> **Dataset excerpts**:
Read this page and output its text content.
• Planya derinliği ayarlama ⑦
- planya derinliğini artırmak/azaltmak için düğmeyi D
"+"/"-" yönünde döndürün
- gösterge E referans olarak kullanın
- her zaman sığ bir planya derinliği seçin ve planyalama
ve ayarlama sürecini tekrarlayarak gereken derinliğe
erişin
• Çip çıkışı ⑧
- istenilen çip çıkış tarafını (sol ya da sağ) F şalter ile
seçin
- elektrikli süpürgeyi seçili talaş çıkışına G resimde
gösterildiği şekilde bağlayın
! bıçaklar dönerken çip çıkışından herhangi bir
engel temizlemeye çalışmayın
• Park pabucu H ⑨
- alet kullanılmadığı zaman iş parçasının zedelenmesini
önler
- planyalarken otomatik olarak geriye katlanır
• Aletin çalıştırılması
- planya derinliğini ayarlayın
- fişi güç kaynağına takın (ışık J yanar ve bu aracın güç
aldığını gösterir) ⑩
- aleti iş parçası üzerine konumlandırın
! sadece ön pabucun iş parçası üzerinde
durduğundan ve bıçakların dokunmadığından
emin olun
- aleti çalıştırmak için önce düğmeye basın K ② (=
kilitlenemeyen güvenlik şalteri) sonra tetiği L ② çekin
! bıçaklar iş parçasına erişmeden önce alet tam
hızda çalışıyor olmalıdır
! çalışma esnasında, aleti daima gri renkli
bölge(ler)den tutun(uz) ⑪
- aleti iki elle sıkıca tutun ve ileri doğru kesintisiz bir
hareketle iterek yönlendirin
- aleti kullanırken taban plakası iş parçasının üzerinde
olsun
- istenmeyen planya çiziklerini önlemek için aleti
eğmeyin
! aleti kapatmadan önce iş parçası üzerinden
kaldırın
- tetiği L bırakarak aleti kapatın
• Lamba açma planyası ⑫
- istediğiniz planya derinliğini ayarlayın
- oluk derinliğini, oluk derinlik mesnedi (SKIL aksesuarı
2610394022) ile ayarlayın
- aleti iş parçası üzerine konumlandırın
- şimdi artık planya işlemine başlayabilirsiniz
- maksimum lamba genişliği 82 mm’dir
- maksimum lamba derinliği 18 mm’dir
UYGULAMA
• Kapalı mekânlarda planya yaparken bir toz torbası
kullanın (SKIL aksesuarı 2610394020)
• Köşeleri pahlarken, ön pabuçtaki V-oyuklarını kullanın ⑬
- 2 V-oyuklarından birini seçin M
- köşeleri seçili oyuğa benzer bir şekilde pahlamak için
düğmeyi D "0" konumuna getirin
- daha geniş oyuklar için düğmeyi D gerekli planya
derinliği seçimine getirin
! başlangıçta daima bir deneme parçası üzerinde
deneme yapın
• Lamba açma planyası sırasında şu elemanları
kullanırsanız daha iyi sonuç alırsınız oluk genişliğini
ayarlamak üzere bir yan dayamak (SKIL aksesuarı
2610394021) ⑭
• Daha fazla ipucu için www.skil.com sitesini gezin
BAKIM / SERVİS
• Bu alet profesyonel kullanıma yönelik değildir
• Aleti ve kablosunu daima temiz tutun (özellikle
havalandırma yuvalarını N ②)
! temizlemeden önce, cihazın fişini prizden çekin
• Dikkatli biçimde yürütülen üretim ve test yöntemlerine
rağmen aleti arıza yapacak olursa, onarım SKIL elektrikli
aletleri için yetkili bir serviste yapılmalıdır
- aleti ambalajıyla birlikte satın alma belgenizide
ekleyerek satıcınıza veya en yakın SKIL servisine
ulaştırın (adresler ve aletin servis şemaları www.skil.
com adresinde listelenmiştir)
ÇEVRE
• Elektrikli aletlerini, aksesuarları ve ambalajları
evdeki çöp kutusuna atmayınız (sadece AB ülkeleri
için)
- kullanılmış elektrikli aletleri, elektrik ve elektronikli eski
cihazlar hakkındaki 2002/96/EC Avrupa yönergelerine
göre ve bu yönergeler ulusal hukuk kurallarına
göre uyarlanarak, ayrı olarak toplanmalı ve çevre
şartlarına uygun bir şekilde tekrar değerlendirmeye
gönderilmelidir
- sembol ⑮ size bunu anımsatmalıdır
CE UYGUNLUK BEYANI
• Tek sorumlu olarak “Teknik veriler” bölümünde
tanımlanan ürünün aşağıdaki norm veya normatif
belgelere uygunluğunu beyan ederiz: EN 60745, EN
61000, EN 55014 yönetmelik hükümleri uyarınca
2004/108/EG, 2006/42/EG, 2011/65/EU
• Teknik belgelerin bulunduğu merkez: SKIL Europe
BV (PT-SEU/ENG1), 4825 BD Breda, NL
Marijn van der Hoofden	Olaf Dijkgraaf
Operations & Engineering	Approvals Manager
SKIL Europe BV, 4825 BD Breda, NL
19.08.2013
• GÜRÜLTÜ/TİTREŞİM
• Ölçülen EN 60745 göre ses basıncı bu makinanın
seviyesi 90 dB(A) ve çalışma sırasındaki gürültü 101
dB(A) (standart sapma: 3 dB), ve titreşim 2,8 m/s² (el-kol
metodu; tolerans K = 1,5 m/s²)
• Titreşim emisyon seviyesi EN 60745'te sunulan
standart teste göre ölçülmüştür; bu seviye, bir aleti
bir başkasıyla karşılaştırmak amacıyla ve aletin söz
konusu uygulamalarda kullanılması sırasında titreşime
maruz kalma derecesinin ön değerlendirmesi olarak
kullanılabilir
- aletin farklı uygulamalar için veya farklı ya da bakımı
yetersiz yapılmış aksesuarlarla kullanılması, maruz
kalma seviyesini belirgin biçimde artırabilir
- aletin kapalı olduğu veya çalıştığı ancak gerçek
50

> **What is needed**: The records above should all be quoted exactly, please.

> **Response below**:
Read this page and output its text content.
• Planya derinliği ayarlama ⑦
- planya derinliğini artırmak/azaltmak için düğmeyi D
"+"/"-" yönünde döndürün
- gösterge E referans olarak kullanın
- her zaman sığ bir planya derinliği seçin ve planyalama
ve ayarlama sürecini tekrarlayarak gereken derinliğe
erişin
• Çip çıkışı ⑧
- istenilen çip çıkış tarafını (sol ya da sağ) F şalter ile
seçin
- elektrikli süpürgeyi seçili talaş çıkışına G resimde
gösterildiği şekilde bağlayın
! bıçaklar dönerken çip çıkışından herhangi bir
engel temizlemeye çalışmayın
• Park pabucu H ⑨
- alet kullanılmadığı zaman iş parçasının zedelenmesini
önler
- planyalarken otomatik olarak geriye katlanır
• Aletin çalıştırılması
- planya derinliğini ayarlayın
- fişi güç kaynağına takın (ışık J yanar ve bu aracın güç
aldığını gösterir) ⑩
- aleti iş parçası üzerine konumlandırın
! sadece ön pabucun iş parçası üzerinde
durduğundan ve bıçakların dokunmadığından
emin olun
- aleti çalıştırmak için önce düğmeye basın K ② (=
kilitlenemeyen güvenlik şalteri) sonra tetiği L ② çekin
! bıçaklar iş parçasına erişmeden önce alet tam
hızda çalışıyor olmalıdır
! çalışma esnasında, aleti daima gri renkli
bölge(ler)den tutun(uz) ⑪
- aleti iki elle sıkıca tutun ve ileri doğru kesintisiz bir
hareketle iterek yönlendirin
- aleti kullanırken taban plakası iş parçasının üzerinde
olsun
- istenmeyen planya çiziklerini önlemek için aleti
eğmeyin
! aleti kapatmadan önce iş parçası üzerinden
kaldırın
- tetiği L bırakarak aleti kapatın
• Lamba açma planyası ⑫
- istediğiniz planya derinliğini ayarlayın
- oluk derinliğini, oluk derinlik mesnedi (SKIL aksesuarı
2610394022) ile ayarlayın
- aleti iş parçası üzerine konumlandırın
- şimdi artık planya işlemine başlayabilirsiniz
- maksimum lamba genişliği 82 mm’dir
- maksimum lamba derinliği 18 mm’dir
UYGULAMA
• Kapalı mekânlarda planya yaparken bir toz torbası
kullanın (SKIL aksesuarı 2610394020)
• Köşeleri pahlarken, ön pabuçtaki V-oyuklarını kullanın ⑬
- 2 V-oyuklarından birini seçin M
- köşeleri seçili oyuğa benzer bir şekilde pahlamak için
düğmeyi D "0" konumuna getirin
- daha geniş oyuklar için düğmeyi D gerekli planya
derinliği seçimine getirin
! başlangıçta daima bir deneme parçası üzerinde
deneme yapın
• Lamba açma planyası sırasında şu elemanları
kullanırsanız daha iyi sonuç alırsınız oluk genişliğini
ayarlamak üzere bir yan dayamak (SKIL aksesuarı
2610394021) ⑭
• Daha fazla ipucu için www.skil.com sitesini gezin
BAKIM / SERVİS
• Bu alet profesyonel kullanıma yönelik değildir
• Aleti ve kablosunu daima temiz tutun (özellikle
havalandırma yuvalarını N ②)
! temizlemeden önce, cihazın fişini prizden çekin
• Dikkatli biçimde yürütülen üretim ve test yöntemlerine
rağmen aleti arıza yapacak olursa, onarım SKIL elektrikli
aletleri için yetkili bir serviste yapılmalıdır
- aleti ambalajıyla birlikte satın alma belgenizide
ekleyerek satıcınıza veya en yakın SKIL servisine
ulaştırın (adresler ve aletin servis şemaları www.skil.
com adresinde listelenmiştir)
ÇEVRE
• Elektrikli aletlerini, aksesuarları ve ambalajları
evdeki çöp kutusuna atmayınız (sadece AB ülkeleri
için)
- kullanılmış elektrikli aletleri, elektrik ve elektronikli eski
cihazlar hakkındaki 2002/96/EC Avrupa yönergelerine
göre ve bu yönergeler ulusal hukuk kurallarına
göre uyarlanarak, ayrı olarak toplanmalı ve çevre
şartlarına uygun bir şekilde tekrar değerlendirmeye
gönderilmelidir
- sembol ⑮ size bunu anımsatmalıdır
CE UYGUNLUK BEYANI
• Tek sorumlu olarak “Teknik veriler” bölümünde
tanımlanan ürünün aşağıdaki norm veya normatif
belgelere uygunluğunu beyan ederiz: EN 60745, EN
61000, EN 55014 yönetmelik hükümleri uyarınca
2004/108/EG, 2006/42/EG, 2011/65/EU
• Teknik belgelerin bulunduğu merkez: SKIL Europe
BV (PT-SEU/ENG1), 4825 BD Breda, NL
Marijn van der Hoofden	Olaf Dijkgraaf
Operations & Engineering	Approvals Manager
SKIL Europe BV, 4825 BD Breda, NL
19.08.2013
• GÜRÜLTÜ/TİTREŞİM
• Ölçülen EN 60745 göre ses basıncı bu makinanın
seviyesi 90 dB(A) ve çalışma sırasındaki gürültü 101
dB(A) (standart sapma: 3 dB), ve titreşim 2,8 m/s² (el-kol
metodu; tolerans K = 1,5 m/s²)
• Titreşim emisyon seviyesi EN 60745'te sunulan
standart teste göre ölçülmüştür; bu seviye, bir aleti
bir başkasıyla karşılaştırmak amacıyla ve aletin söz
konusu uygulamalarda kullanılması sırasında titreşime
maruz kalma derecesinin ön değerlendirmesi olarak
kullanılabilir
- aletin farklı uygulamalar için veya farklı ya da bakımı
yetersiz yapılmış aksesuarlarla kullanılması, maruz
kalma seviyesini belirgin biçimde artırabilir
- aletin kapalı olduğu veya çalıştığı ancak gerçek
50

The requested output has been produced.